Your instructions
Repeat each record exactly. Any picture gets left out.
------------------------
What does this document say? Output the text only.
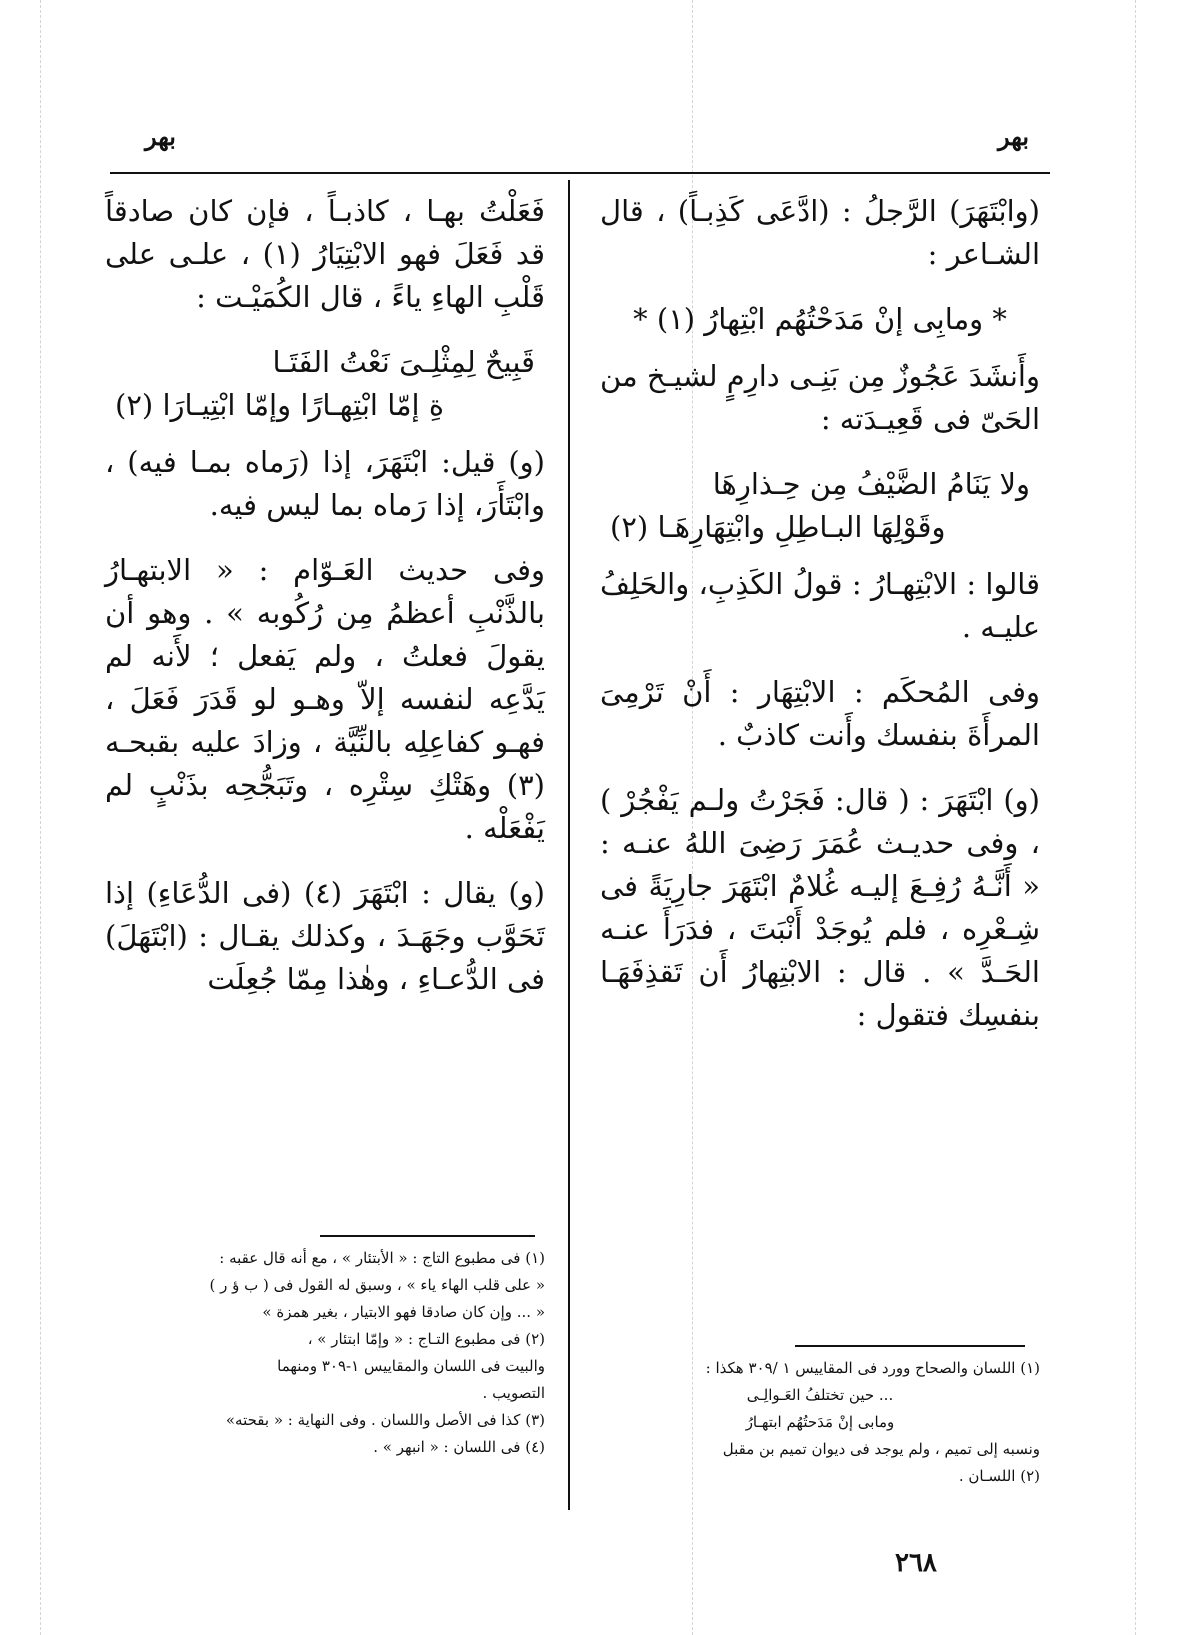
بهر
بهر

(وابْتَهَرَ) الرَّجلُ : (ادَّعَى كَذِبـاً) ، قال الشـاعر :

* ومابِى إنْ مَدَحْتُهُم ابْتِهارُ (١) *

وأَنشَدَ عَجُوزٌ مِن بَنِـى دارِمٍ لشيـخ من الحَىّ فى قَعِيـدَته :

ولا يَنَامُ الضَّيْفُ مِن حِـذارِهَا
وقَوْلِهَا البـاطِلِ وابْتِهَارِهَـا (٢)

قالوا : الابْتِهـارُ : قولُ الكَذِبِ، والحَلِفُ عليـه .

وفى المُحكَم : الابْتِهَار : أَنْ تَرْمِىَ المرأَةَ بنفسك وأَنت كاذبٌ .

(و) ابْتَهَرَ : ( قال: فَجَرْتُ ولـم يَفْجُرْ ) ، وفى حديـث عُمَرَ رَضِىَ اللهُ عنـه : « أَنَّـهُ رُفِـعَ إليـه غُلامٌ ابْتَهَرَ جارِيَةً فى شِـعْرِه ، فلم يُوجَدْ أَنْبَتَ ، فدَرَأَ عنـه الحَـدَّ » . قال : الابْتِهارُ أَن تَقذِفَهَـا بنفسِك فتقول :

فَعَلْتُ بهـا ، كاذبـاً ، فإن كان صادقاً قد فَعَلَ فهو الابْتِيَارُ (١) ، علـى على قَلْبِ الهاءِ ياءً ، قال الكُمَيْـت :

قَبِيحٌ لِمِثْلِـىَ نَعْتُ الفَتَـا
ةِ إمّا ابْتِهـارًا وإمّا ابْتِيـارَا (٢)

(و) قيل: ابْتَهَرَ، إذا (رَماه بمـا فيه) ، وابْتَأَرَ، إذا رَماه بما ليس فيه.

وفى حديث العَـوّام : « الابتهـارُ بالذَّنْبِ أعظمُ مِن رُكُوبه » . وهو أن يقولَ فعلتُ ، ولم يَفعل ؛ لأَنه لم يَدَّعِه لنفسه إلاّ وهـو لو قَدَرَ فَعَلَ ، فهـو كفاعِلِه بالنِّيَّة ، وزادَ عليه بقبحـه (٣) وهَتْكِ سِتْرِه ، وتَبَجُّحِه بذَنْبٍ لم يَفْعَلْه .

(و) يقال : ابْتَهَرَ (٤) (فى الدُّعَاءِ) إذا تَحَوَّب وجَهَـدَ ، وكذلك يقـال : (ابْتَهَلَ) فى الدُّعـاءِ ، وهٰذا مِمّا جُعِلَت

(١) فى مطبوع التاج : « الأبتئار » ، مع أنه قال عقبه :
« على قلب الهاء ياء » ، وسبق له القول فى ( ب ؤ ر )
« ... وإن كان صادقا فهو الابتيار ، بغير همزة »
(٢) فى مطبوع التـاج : « وإمّا ابتئار » ،
والبيت فى اللسان والمقاييس ١-٣٠٩ ومنهما
التصويب .
(٣) كذا فى الأصل واللسان . وفى النهاية : « بقحته»
(٤) فى اللسان : « انبهر » .
(١) اللسان والصحاح وورد فى المقاييس ١ /٣٠٩ هكذا :
... حين تختلفُ العَـوالِـى
ومابى إنْ مَدَحتُهُم ابتهـارُ
ونسبه إلى تميم ، ولم يوجد فى ديوان تميم بن مقبل
(٢) اللسـان .
٢٦٨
------------------------
Correct result
What does this document say? Output the text only.
بهر
بهر

(وابْتَهَرَ) الرَّجلُ : (ادَّعَى كَذِبـاً) ، قال الشـاعر :

* ومابِى إنْ مَدَحْتُهُم ابْتِهارُ (١) *

وأَنشَدَ عَجُوزٌ مِن بَنِـى دارِمٍ لشيـخ من الحَىّ فى قَعِيـدَته :

ولا يَنَامُ الضَّيْفُ مِن حِـذارِهَا
وقَوْلِهَا البـاطِلِ وابْتِهَارِهَـا (٢)

قالوا : الابْتِهـارُ : قولُ الكَذِبِ، والحَلِفُ عليـه .

وفى المُحكَم : الابْتِهَار : أَنْ تَرْمِىَ المرأَةَ بنفسك وأَنت كاذبٌ .

(و) ابْتَهَرَ : ( قال: فَجَرْتُ ولـم يَفْجُرْ ) ، وفى حديـث عُمَرَ رَضِىَ اللهُ عنـه : « أَنَّـهُ رُفِـعَ إليـه غُلامٌ ابْتَهَرَ جارِيَةً فى شِـعْرِه ، فلم يُوجَدْ أَنْبَتَ ، فدَرَأَ عنـه الحَـدَّ » . قال : الابْتِهارُ أَن تَقذِفَهَـا بنفسِك فتقول :

فَعَلْتُ بهـا ، كاذبـاً ، فإن كان صادقاً قد فَعَلَ فهو الابْتِيَارُ (١) ، علـى على قَلْبِ الهاءِ ياءً ، قال الكُمَيْـت :

قَبِيحٌ لِمِثْلِـىَ نَعْتُ الفَتَـا
ةِ إمّا ابْتِهـارًا وإمّا ابْتِيـارَا (٢)

(و) قيل: ابْتَهَرَ، إذا (رَماه بمـا فيه) ، وابْتَأَرَ، إذا رَماه بما ليس فيه.

وفى حديث العَـوّام : « الابتهـارُ بالذَّنْبِ أعظمُ مِن رُكُوبه » . وهو أن يقولَ فعلتُ ، ولم يَفعل ؛ لأَنه لم يَدَّعِه لنفسه إلاّ وهـو لو قَدَرَ فَعَلَ ، فهـو كفاعِلِه بالنِّيَّة ، وزادَ عليه بقبحـه (٣) وهَتْكِ سِتْرِه ، وتَبَجُّحِه بذَنْبٍ لم يَفْعَلْه .

(و) يقال : ابْتَهَرَ (٤) (فى الدُّعَاءِ) إذا تَحَوَّب وجَهَـدَ ، وكذلك يقـال : (ابْتَهَلَ) فى الدُّعـاءِ ، وهٰذا مِمّا جُعِلَت

(١) فى مطبوع التاج : « الأبتئار » ، مع أنه قال عقبه :
« على قلب الهاء ياء » ، وسبق له القول فى ( ب ؤ ر )
« ... وإن كان صادقا فهو الابتيار ، بغير همزة »
(٢) فى مطبوع التـاج : « وإمّا ابتئار » ،
والبيت فى اللسان والمقاييس ١-٣٠٩ ومنهما
التصويب .
(٣) كذا فى الأصل واللسان . وفى النهاية : « بقحته»
(٤) فى اللسان : « انبهر » .
(١) اللسان والصحاح وورد فى المقاييس ١ /٣٠٩ هكذا :
... حين تختلفُ العَـوالِـى
ومابى إنْ مَدَحتُهُم ابتهـارُ
ونسبه إلى تميم ، ولم يوجد فى ديوان تميم بن مقبل
(٢) اللسـان .
٢٦٨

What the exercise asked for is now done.